Quote the lines below exactly, from the one that holds "Transcribe the text in this document." through the final line of the records, and only those.

• DATASET CONTENT:

* * * * *

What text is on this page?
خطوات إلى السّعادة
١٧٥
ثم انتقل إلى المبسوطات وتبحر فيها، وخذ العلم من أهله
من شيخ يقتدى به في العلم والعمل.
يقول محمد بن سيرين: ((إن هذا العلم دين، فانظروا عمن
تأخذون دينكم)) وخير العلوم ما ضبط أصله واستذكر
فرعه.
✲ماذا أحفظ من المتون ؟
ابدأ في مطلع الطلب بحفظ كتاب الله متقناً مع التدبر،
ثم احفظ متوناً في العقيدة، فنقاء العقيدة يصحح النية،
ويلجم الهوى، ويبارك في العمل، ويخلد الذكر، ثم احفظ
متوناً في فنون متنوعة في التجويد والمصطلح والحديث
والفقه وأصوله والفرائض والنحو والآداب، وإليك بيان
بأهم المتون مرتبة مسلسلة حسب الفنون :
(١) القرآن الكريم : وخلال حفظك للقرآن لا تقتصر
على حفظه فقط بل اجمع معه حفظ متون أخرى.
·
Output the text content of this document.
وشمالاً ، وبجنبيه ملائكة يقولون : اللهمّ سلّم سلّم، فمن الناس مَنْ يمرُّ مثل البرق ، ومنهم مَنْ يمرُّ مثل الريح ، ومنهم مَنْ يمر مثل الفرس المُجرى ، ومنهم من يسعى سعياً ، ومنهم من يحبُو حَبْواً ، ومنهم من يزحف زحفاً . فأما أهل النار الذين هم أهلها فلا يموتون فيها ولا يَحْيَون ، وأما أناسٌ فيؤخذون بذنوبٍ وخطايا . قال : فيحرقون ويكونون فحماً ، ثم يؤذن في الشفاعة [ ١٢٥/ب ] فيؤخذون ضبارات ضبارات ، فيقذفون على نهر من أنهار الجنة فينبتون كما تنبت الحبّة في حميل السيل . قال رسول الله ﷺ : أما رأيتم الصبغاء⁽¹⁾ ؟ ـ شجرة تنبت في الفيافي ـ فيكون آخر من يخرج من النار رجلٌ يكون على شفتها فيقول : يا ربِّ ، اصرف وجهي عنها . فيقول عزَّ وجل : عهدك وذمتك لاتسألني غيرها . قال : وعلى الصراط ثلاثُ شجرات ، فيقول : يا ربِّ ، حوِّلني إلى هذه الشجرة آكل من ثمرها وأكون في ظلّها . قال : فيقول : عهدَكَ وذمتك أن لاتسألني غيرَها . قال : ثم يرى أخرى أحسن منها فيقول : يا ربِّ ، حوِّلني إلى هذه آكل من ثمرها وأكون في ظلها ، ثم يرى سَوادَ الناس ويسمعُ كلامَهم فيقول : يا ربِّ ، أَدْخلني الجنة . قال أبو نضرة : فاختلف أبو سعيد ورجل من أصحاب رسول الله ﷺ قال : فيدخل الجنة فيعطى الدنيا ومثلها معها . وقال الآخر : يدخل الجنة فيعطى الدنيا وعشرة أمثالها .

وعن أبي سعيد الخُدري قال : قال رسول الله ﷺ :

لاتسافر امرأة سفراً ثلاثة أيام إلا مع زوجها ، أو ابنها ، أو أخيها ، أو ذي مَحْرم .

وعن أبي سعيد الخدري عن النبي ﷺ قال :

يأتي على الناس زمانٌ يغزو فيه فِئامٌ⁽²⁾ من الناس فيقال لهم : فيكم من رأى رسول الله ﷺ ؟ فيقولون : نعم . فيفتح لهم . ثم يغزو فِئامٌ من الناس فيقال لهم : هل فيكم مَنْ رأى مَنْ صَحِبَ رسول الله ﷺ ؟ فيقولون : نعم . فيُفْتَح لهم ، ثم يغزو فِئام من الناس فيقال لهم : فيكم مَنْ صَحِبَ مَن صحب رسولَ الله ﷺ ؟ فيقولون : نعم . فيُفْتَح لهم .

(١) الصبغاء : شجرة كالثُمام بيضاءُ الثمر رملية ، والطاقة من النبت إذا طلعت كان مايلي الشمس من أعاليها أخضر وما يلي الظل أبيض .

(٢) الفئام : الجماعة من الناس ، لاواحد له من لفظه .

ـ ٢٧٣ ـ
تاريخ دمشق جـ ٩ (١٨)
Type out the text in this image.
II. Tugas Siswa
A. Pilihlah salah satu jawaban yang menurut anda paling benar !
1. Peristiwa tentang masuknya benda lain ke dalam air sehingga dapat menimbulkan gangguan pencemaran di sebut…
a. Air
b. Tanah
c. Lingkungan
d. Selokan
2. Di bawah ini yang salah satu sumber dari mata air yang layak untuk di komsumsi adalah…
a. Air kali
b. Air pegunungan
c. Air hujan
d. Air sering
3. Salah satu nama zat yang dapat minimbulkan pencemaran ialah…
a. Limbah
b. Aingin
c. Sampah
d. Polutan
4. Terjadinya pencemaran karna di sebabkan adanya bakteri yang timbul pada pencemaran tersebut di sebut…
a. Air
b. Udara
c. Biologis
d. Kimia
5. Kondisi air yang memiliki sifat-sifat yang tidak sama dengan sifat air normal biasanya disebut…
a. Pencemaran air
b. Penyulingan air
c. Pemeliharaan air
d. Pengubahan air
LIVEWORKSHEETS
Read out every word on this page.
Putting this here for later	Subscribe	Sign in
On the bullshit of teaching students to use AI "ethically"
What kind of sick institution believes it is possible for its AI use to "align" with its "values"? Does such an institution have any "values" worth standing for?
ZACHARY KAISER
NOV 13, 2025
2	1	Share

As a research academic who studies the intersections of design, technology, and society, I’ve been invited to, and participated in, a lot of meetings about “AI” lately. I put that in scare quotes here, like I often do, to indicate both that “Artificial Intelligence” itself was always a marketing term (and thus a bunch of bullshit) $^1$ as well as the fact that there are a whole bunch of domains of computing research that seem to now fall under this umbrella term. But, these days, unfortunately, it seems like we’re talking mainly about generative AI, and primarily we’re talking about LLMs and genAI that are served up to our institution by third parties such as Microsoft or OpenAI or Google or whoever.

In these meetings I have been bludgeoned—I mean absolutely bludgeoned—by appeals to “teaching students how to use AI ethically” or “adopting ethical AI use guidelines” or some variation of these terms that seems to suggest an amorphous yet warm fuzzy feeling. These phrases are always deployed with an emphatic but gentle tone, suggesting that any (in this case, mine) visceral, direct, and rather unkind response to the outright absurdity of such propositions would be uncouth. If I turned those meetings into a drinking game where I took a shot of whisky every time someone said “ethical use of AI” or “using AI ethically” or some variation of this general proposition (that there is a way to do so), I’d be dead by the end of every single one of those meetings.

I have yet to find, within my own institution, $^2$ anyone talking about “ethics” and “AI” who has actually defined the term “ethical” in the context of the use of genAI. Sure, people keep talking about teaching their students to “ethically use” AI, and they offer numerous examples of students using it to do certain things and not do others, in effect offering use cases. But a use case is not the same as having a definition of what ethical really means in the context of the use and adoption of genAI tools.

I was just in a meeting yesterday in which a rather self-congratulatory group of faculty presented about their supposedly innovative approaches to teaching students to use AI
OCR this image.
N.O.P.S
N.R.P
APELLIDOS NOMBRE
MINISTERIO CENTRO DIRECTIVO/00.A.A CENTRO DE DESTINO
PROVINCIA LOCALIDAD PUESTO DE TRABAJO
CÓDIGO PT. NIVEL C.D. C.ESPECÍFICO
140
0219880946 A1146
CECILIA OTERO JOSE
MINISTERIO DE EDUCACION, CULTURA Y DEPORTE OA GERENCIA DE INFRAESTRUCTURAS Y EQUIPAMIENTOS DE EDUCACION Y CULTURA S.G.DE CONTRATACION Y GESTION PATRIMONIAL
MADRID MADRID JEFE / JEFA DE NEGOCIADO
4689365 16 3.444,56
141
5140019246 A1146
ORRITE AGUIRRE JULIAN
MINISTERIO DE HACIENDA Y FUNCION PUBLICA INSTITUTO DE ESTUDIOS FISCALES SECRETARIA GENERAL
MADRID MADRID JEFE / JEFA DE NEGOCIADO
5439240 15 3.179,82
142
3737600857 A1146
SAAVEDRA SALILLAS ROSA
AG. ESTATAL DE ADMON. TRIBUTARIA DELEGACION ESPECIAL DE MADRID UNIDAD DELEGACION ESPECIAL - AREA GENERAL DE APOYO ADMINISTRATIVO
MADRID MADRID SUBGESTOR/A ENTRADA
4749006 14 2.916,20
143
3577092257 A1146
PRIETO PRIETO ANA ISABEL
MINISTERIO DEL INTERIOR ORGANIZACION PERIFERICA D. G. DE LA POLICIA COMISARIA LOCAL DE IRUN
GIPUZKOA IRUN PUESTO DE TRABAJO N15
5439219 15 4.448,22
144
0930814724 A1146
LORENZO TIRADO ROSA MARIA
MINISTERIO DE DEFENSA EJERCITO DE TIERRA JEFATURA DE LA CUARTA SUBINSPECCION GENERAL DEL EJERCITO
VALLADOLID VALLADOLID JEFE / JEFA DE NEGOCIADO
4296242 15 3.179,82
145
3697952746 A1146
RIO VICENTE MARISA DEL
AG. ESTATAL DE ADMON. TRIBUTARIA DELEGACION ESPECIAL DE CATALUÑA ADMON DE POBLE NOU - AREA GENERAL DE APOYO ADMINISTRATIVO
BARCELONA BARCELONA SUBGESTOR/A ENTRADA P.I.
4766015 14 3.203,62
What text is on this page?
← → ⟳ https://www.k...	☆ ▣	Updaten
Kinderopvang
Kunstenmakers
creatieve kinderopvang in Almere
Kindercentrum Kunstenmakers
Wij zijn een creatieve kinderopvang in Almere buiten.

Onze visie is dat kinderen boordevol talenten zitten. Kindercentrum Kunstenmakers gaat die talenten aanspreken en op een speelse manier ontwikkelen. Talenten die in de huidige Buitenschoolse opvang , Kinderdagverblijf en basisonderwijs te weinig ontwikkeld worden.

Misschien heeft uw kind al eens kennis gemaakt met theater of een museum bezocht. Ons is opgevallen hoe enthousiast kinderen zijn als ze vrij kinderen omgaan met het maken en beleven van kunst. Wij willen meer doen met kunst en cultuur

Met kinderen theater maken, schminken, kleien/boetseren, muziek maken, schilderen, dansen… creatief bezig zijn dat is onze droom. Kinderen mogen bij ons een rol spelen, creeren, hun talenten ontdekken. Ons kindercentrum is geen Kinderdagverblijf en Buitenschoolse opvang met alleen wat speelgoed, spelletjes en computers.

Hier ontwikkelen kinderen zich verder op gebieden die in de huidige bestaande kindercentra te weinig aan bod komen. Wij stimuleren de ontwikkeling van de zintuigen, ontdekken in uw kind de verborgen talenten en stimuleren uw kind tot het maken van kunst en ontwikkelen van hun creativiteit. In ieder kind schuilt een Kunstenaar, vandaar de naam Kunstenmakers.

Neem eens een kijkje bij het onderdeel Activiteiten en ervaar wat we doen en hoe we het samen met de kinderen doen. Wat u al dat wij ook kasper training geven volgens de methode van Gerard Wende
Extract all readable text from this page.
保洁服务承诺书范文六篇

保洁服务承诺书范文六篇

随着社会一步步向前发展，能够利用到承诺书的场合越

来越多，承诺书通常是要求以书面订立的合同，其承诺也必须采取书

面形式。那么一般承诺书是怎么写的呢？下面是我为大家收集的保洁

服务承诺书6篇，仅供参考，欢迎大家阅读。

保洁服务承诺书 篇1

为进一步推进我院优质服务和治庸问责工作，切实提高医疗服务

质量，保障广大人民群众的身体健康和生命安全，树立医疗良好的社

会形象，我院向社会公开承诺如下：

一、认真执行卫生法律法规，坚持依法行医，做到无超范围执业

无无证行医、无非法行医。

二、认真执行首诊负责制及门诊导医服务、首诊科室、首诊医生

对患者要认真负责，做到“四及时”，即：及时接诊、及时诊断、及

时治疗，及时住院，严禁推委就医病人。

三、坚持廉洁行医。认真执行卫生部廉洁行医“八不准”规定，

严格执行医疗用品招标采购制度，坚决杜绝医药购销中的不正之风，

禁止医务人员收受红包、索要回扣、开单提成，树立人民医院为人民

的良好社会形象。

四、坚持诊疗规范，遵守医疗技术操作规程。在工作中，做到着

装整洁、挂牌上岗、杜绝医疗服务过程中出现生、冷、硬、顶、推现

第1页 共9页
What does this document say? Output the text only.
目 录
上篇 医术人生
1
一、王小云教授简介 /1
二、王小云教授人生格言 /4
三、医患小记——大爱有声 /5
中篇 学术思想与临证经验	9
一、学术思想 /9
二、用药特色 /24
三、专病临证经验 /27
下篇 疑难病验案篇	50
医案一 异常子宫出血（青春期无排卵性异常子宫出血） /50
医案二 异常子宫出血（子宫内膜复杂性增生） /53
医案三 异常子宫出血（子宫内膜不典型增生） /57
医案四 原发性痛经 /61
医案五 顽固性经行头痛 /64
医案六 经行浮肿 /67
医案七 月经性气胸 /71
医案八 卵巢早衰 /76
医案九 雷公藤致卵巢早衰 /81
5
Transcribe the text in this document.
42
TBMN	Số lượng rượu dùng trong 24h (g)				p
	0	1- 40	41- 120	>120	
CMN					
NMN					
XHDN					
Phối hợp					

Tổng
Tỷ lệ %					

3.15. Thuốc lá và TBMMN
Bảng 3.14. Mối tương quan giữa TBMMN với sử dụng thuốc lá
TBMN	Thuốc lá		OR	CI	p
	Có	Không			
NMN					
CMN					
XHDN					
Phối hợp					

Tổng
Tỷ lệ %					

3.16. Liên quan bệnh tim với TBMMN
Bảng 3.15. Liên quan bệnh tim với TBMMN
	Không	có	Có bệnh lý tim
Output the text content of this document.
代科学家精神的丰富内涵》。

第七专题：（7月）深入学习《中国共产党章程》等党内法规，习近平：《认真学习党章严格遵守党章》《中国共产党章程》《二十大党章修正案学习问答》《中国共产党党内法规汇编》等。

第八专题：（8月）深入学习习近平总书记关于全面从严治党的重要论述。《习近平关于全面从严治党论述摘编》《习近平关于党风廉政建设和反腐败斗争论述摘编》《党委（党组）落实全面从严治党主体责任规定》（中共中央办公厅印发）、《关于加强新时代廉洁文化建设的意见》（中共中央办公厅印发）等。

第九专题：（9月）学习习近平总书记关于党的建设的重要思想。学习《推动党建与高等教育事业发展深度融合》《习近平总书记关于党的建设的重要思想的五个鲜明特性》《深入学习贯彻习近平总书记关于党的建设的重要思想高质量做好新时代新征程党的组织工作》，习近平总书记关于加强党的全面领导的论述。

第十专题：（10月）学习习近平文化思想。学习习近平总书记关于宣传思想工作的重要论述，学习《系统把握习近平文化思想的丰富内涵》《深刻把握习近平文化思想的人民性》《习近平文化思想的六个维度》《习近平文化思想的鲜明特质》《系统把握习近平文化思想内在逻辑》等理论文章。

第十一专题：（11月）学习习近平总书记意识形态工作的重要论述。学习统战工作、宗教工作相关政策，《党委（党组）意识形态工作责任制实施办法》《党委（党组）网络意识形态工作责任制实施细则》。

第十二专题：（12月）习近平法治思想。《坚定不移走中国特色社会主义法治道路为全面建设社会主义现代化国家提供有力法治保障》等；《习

* * * * *

• REPLY:
Transcribe the text in this document.
42
TBMN	Số lượng rượu dùng trong 24h (g)				p
	0	1- 40	41- 120	>120	
CMN					
NMN					
XHDN					
Phối hợp					

Tổng
Tỷ lệ %					

3.15. Thuốc lá và TBMMN
Bảng 3.14. Mối tương quan giữa TBMMN với sử dụng thuốc lá
TBMN	Thuốc lá		OR	CI	p
	Có	Không			
NMN					
CMN					
XHDN					
Phối hợp					

Tổng
Tỷ lệ %					

3.16. Liên quan bệnh tim với TBMMN
Bảng 3.15. Liên quan bệnh tim với TBMMN
	Không	có	Có bệnh lý tim
Output the text content of this document.
代科学家精神的丰富内涵》。

第七专题：（7月）深入学习《中国共产党章程》等党内法规，习近平：《认真学习党章严格遵守党章》《中国共产党章程》《二十大党章修正案学习问答》《中国共产党党内法规汇编》等。

第八专题：（8月）深入学习习近平总书记关于全面从严治党的重要论述。《习近平关于全面从严治党论述摘编》《习近平关于党风廉政建设和反腐败斗争论述摘编》《党委（党组）落实全面从严治党主体责任规定》（中共中央办公厅印发）、《关于加强新时代廉洁文化建设的意见》（中共中央办公厅印发）等。

第九专题：（9月）学习习近平总书记关于党的建设的重要思想。学习《推动党建与高等教育事业发展深度融合》《习近平总书记关于党的建设的重要思想的五个鲜明特性》《深入学习贯彻习近平总书记关于党的建设的重要思想高质量做好新时代新征程党的组织工作》，习近平总书记关于加强党的全面领导的论述。

第十专题：（10月）学习习近平文化思想。学习习近平总书记关于宣传思想工作的重要论述，学习《系统把握习近平文化思想的丰富内涵》《深刻把握习近平文化思想的人民性》《习近平文化思想的六个维度》《习近平文化思想的鲜明特质》《系统把握习近平文化思想内在逻辑》等理论文章。

第十一专题：（11月）学习习近平总书记意识形态工作的重要论述。学习统战工作、宗教工作相关政策，《党委（党组）意识形态工作责任制实施办法》《党委（党组）网络意识形态工作责任制实施细则》。

第十二专题：（12月）习近平法治思想。《坚定不移走中国特色社会主义法治道路为全面建设社会主义现代化国家提供有力法治保障》等；《习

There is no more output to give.